**Stated goal**
Images are excluded; otherwise, output every record exactly.

Raw records
-- begin --

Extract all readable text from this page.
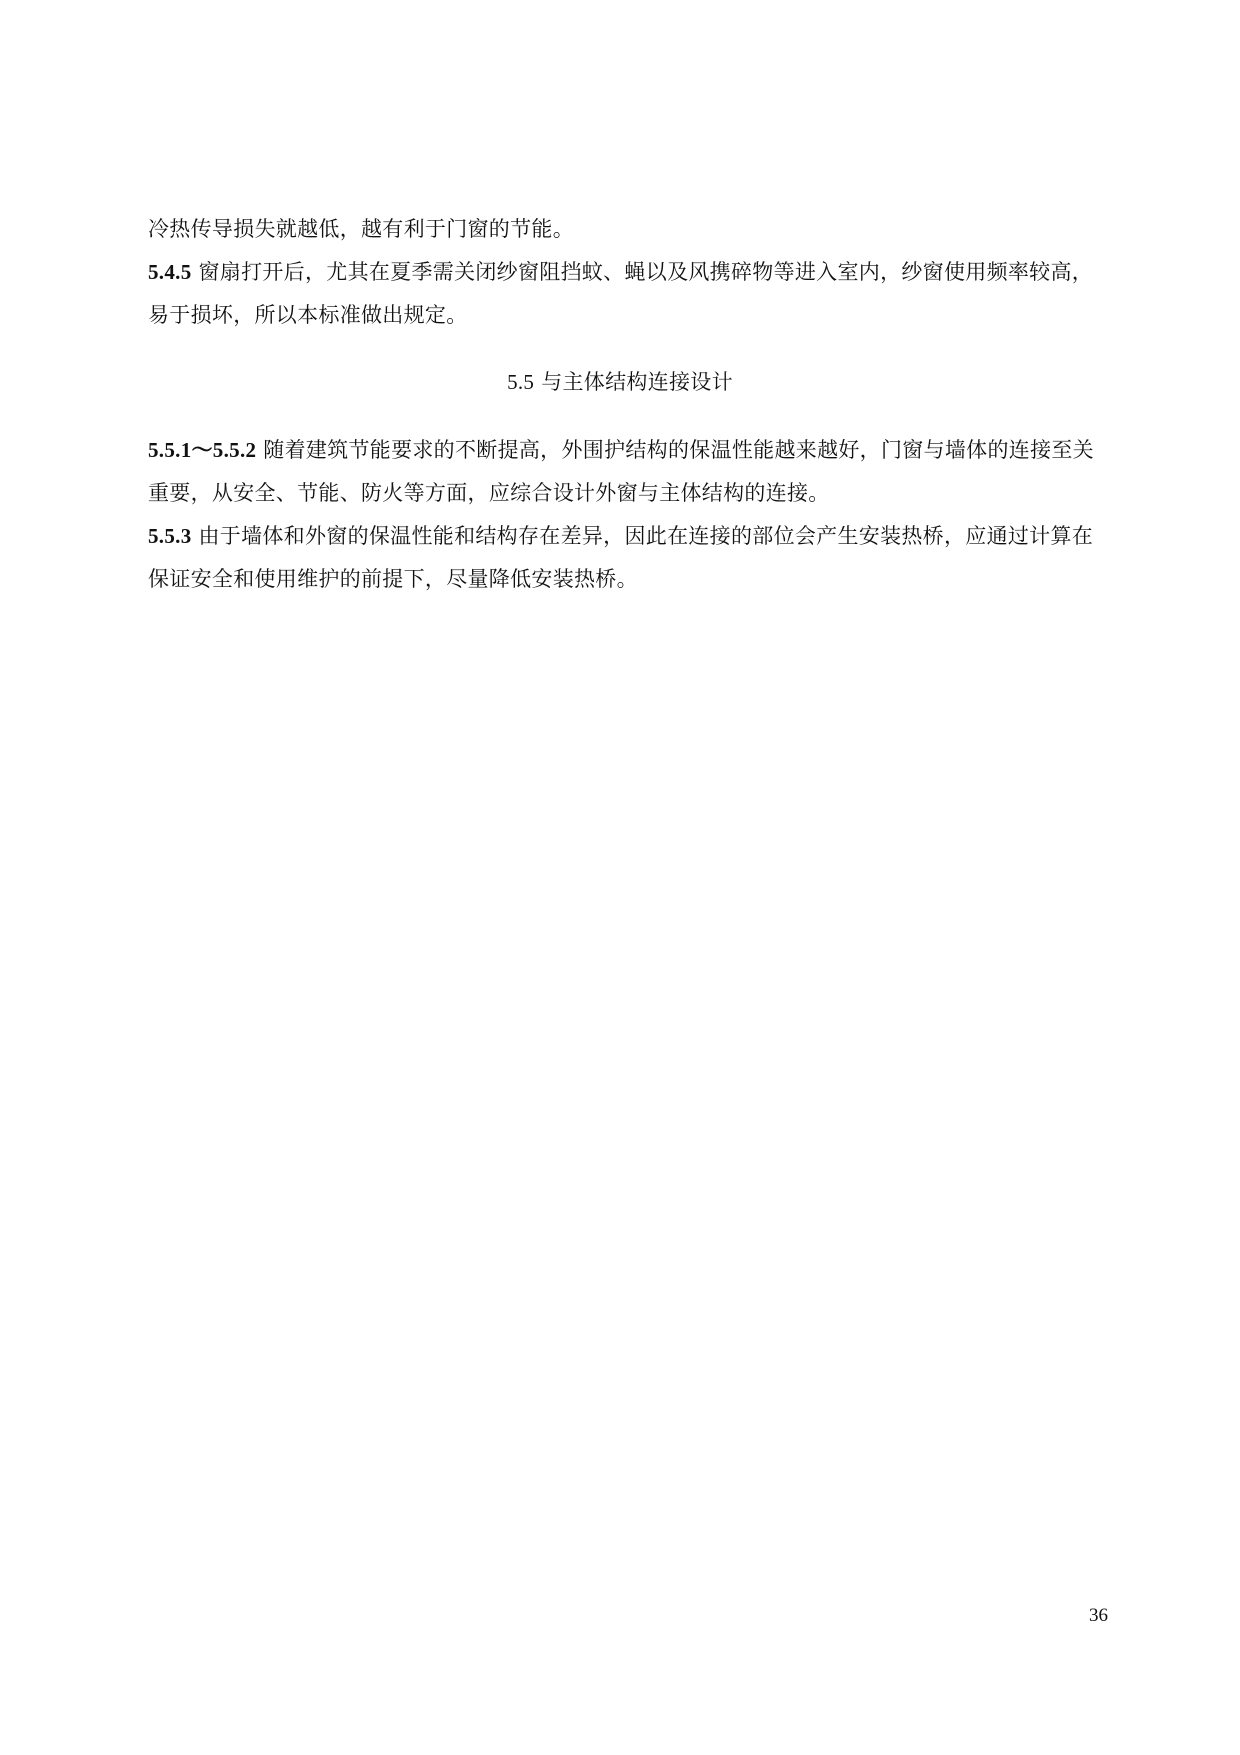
冷热传导损失就越低，越有利于门窗的节能。
5.4.5 窗扇打开后，尤其在夏季需关闭纱窗阻挡蚊、蝇以及风携碎物等进入室内，纱窗使用频率较高，
易于损坏，所以本标准做出规定。
5.5 与主体结构连接设计
5.5.1～5.5.2 随着建筑节能要求的不断提高，外围护结构的保温性能越来越好，门窗与墙体的连接至关
重要，从安全、节能、防火等方面，应综合设计外窗与主体结构的连接。
5.5.3 由于墙体和外窗的保温性能和结构存在差异，因此在连接的部位会产生安装热桥，应通过计算在
保证安全和使用维护的前提下，尽量降低安装热桥。
36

-- end --

**Solution to this exercise**
Extract all readable text from this page.
冷热传导损失就越低，越有利于门窗的节能。
5.4.5 窗扇打开后，尤其在夏季需关闭纱窗阻挡蚊、蝇以及风携碎物等进入室内，纱窗使用频率较高，
易于损坏，所以本标准做出规定。
5.5 与主体结构连接设计
5.5.1～5.5.2 随着建筑节能要求的不断提高，外围护结构的保温性能越来越好，门窗与墙体的连接至关
重要，从安全、节能、防火等方面，应综合设计外窗与主体结构的连接。
5.5.3 由于墙体和外窗的保温性能和结构存在差异，因此在连接的部位会产生安装热桥，应通过计算在
保证安全和使用维护的前提下，尽量降低安装热桥。
36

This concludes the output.